WRITTEN TASK
Arrange every line in the items below as a numbered list, leaving out any blank lines.

SUPPLIED ENTRIES
start

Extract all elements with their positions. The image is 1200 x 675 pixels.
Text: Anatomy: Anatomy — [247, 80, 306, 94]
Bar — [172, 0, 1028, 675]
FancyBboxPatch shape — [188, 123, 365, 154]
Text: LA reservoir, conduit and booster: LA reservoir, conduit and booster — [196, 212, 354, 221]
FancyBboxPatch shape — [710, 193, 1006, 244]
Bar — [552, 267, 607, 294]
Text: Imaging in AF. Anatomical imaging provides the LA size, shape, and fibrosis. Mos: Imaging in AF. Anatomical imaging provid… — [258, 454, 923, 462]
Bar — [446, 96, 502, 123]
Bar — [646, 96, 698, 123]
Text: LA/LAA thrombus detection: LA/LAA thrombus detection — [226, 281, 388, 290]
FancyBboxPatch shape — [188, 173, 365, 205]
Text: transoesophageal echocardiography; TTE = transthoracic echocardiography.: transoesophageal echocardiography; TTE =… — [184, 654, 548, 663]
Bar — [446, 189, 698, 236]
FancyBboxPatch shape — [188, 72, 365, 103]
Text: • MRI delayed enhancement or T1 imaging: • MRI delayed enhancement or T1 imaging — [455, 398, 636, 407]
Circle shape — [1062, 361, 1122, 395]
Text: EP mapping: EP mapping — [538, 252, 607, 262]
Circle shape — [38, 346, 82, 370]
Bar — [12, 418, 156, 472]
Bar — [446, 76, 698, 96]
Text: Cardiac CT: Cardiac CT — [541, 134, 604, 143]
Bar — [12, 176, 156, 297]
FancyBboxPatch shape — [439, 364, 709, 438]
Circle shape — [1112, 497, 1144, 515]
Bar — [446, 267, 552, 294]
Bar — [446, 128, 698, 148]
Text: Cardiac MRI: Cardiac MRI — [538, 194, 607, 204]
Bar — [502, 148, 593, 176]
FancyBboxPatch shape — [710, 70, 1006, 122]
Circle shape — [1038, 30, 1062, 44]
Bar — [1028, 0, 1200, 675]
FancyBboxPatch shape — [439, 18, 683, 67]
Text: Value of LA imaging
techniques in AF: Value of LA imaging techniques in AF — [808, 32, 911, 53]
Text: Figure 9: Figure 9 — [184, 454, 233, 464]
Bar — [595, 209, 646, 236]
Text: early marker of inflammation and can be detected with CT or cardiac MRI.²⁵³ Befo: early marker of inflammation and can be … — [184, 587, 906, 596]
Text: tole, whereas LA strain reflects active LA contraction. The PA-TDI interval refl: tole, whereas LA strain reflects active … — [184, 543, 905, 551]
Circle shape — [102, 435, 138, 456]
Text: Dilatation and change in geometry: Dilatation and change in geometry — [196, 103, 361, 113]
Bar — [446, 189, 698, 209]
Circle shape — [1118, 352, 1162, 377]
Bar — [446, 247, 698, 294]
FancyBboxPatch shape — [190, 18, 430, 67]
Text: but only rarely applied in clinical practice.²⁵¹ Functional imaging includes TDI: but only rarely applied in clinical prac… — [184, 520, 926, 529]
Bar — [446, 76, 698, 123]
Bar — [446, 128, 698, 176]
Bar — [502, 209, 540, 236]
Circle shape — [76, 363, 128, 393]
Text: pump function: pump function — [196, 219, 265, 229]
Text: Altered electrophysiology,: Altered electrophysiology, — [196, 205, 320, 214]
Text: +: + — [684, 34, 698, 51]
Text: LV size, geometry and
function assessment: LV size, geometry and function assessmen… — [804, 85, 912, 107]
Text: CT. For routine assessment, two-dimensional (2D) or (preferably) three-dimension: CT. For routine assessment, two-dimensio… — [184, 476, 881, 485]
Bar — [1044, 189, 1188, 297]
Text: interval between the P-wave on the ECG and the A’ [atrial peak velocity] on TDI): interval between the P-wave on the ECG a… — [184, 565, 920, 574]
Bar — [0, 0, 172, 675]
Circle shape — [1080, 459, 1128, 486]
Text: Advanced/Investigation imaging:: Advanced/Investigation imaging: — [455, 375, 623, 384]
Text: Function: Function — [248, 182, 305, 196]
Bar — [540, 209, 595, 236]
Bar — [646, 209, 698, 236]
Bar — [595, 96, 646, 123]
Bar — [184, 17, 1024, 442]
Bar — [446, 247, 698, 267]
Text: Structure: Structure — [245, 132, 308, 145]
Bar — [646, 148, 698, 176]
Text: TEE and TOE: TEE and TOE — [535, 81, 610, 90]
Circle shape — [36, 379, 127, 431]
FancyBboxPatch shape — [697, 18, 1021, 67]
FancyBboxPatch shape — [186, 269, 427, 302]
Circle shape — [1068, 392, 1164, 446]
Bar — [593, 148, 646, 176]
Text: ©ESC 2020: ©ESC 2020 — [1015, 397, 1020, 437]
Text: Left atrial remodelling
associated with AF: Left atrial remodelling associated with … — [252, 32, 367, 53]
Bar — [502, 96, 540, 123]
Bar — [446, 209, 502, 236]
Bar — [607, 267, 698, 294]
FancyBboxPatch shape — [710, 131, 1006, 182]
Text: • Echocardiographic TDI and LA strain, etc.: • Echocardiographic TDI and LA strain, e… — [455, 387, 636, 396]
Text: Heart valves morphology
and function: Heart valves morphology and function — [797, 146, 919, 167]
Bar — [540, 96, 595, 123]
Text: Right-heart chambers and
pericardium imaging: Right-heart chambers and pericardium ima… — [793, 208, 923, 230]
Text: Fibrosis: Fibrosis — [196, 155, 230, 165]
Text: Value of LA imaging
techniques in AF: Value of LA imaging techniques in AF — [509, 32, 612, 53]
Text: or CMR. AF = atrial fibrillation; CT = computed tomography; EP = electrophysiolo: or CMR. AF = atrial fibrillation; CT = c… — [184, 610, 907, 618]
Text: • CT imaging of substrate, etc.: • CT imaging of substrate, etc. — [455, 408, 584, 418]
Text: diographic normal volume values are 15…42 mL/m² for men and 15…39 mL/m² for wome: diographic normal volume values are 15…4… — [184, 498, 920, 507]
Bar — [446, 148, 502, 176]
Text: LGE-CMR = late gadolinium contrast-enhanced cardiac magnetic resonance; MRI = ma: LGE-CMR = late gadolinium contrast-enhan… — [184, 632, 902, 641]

end

WRITTEN SOLUTION
1. Extract all elements with their positions. The image is 1200 x 675 pixels.
2. Text: Anatomy: Anatomy — [247, 80, 306, 94]
3. Bar — [172, 0, 1028, 675]
4. FancyBboxPatch shape — [188, 123, 365, 154]
5. Text: LA reservoir, conduit and booster: LA reservoir, conduit and booster — [196, 212, 354, 221]
6. FancyBboxPatch shape — [710, 193, 1006, 244]
7. Bar — [552, 267, 607, 294]
8. Text: Imaging in AF. Anatomical imaging provides the LA size, shape, and fibrosis. Mos: Imaging in AF. Anatomical imaging provid… — [258, 454, 923, 462]
9. Bar — [446, 96, 502, 123]
10. Bar — [646, 96, 698, 123]
11. Text: LA/LAA thrombus detection: LA/LAA thrombus detection — [226, 281, 388, 290]
12. FancyBboxPatch shape — [188, 173, 365, 205]
13. Text: transoesophageal echocardiography; TTE = transthoracic echocardiography.: transoesophageal echocardiography; TTE =… — [184, 654, 548, 663]
14. Bar — [446, 189, 698, 236]
15. FancyBboxPatch shape — [188, 72, 365, 103]
16. Text: • MRI delayed enhancement or T1 imaging: • MRI delayed enhancement or T1 imaging — [455, 398, 636, 407]
17. Circle shape — [1062, 361, 1122, 395]
18. Text: EP mapping: EP mapping — [538, 252, 607, 262]
19. Circle shape — [38, 346, 82, 370]
20. Bar — [12, 418, 156, 472]
21. Bar — [446, 76, 698, 96]
22. Text: Cardiac CT: Cardiac CT — [541, 134, 604, 143]
23. Bar — [12, 176, 156, 297]
24. FancyBboxPatch shape — [439, 364, 709, 438]
25. Circle shape — [1112, 497, 1144, 515]
26. Bar — [446, 267, 552, 294]
27. Bar — [446, 128, 698, 148]
28. Text: Cardiac MRI: Cardiac MRI — [538, 194, 607, 204]
29. Bar — [502, 148, 593, 176]
30. FancyBboxPatch shape — [710, 70, 1006, 122]
31. Circle shape — [1038, 30, 1062, 44]
32. Bar — [1028, 0, 1200, 675]
33. FancyBboxPatch shape — [439, 18, 683, 67]
34. Text: Value of LA imaging
35. techniques in AF: Value of LA imaging techniques in AF — [808, 32, 911, 53]
36. Text: Figure 9: Figure 9 — [184, 454, 233, 464]
37. Bar — [595, 209, 646, 236]
38. Text: early marker of inflammation and can be detected with CT or cardiac MRI.²⁵³ Befo: early marker of inflammation and can be … — [184, 587, 906, 596]
39. Text: tole, whereas LA strain reflects active LA contraction. The PA-TDI interval refl: tole, whereas LA strain reflects active … — [184, 543, 905, 551]
40. Circle shape — [102, 435, 138, 456]
41. Text: Dilatation and change in geometry: Dilatation and change in geometry — [196, 103, 361, 113]
42. Bar — [446, 189, 698, 209]
43. Circle shape — [1118, 352, 1162, 377]
44. Bar — [446, 247, 698, 294]
45. FancyBboxPatch shape — [190, 18, 430, 67]
46. Text: but only rarely applied in clinical practice.²⁵¹ Functional imaging includes TDI: but only rarely applied in clinical prac… — [184, 520, 926, 529]
47. Bar — [446, 76, 698, 123]
48. Bar — [446, 128, 698, 176]
49. Bar — [502, 209, 540, 236]
50. Circle shape — [76, 363, 128, 393]
51. Text: pump function: pump function — [196, 219, 265, 229]
52. Text: Altered electrophysiology,: Altered electrophysiology, — [196, 205, 320, 214]
53. Text: +: + — [684, 34, 698, 51]
54. Text: LV size, geometry and
55. function assessment: LV size, geometry and function assessmen… — [804, 85, 912, 107]
56. Text: CT. For routine assessment, two-dimensional (2D) or (preferably) three-dimension: CT. For routine assessment, two-dimensio… — [184, 476, 881, 485]
57. Bar — [1044, 189, 1188, 297]
58. Text: interval between the P-wave on the ECG and the A’ [atrial peak velocity] on TDI): interval between the P-wave on the ECG a… — [184, 565, 920, 574]
59. Bar — [0, 0, 172, 675]
60. Circle shape — [1080, 459, 1128, 486]
61. Text: Advanced/Investigation imaging:: Advanced/Investigation imaging: — [455, 375, 623, 384]
62. Text: Function: Function — [248, 182, 305, 196]
63. Bar — [540, 209, 595, 236]
64. Bar — [646, 209, 698, 236]
65. Bar — [595, 96, 646, 123]
66. Bar — [184, 17, 1024, 442]
67. Bar — [446, 247, 698, 267]
68. Text: Structure: Structure — [245, 132, 308, 145]
69. Bar — [646, 148, 698, 176]
70. Text: TEE and TOE: TEE and TOE — [535, 81, 610, 90]
71. Circle shape — [36, 379, 127, 431]
72. FancyBboxPatch shape — [697, 18, 1021, 67]
73. FancyBboxPatch shape — [186, 269, 427, 302]
74. Circle shape — [1068, 392, 1164, 446]
75. Bar — [593, 148, 646, 176]
76. Text: ©ESC 2020: ©ESC 2020 — [1015, 397, 1020, 437]
77. Text: Left atrial remodelling
78. associated with AF: Left atrial remodelling associated with … — [252, 32, 367, 53]
79. Bar — [502, 96, 540, 123]
80. Bar — [446, 209, 502, 236]
81. Bar — [607, 267, 698, 294]
82. FancyBboxPatch shape — [710, 131, 1006, 182]
83. Text: • Echocardiographic TDI and LA strain, etc.: • Echocardiographic TDI and LA strain, e… — [455, 387, 636, 396]
84. Text: Heart valves morphology
85. and function: Heart valves morphology and function — [797, 146, 919, 167]
86. Bar — [540, 96, 595, 123]
87. Text: Right-heart chambers and
88. pericardium imaging: Right-heart chambers and pericardium ima… — [793, 208, 923, 230]
89. Text: Fibrosis: Fibrosis — [196, 155, 230, 165]
90. Text: Value of LA imaging
91. techniques in AF: Value of LA imaging techniques in AF — [509, 32, 612, 53]
92. Text: or CMR. AF = atrial fibrillation; CT = computed tomography; EP = electrophysiolo: or CMR. AF = atrial fibrillation; CT = c… — [184, 610, 907, 618]
93. Text: • CT imaging of substrate, etc.: • CT imaging of substrate, etc. — [455, 408, 584, 418]
94. Text: diographic normal volume values are 15…42 mL/m² for men and 15…39 mL/m² for wome: diographic normal volume values are 15…4… — [184, 498, 920, 507]
95. Bar — [446, 148, 502, 176]
96. Text: LGE-CMR = late gadolinium contrast-enhanced cardiac magnetic resonance; MRI = ma: LGE-CMR = late gadolinium contrast-enhan… — [184, 632, 902, 641]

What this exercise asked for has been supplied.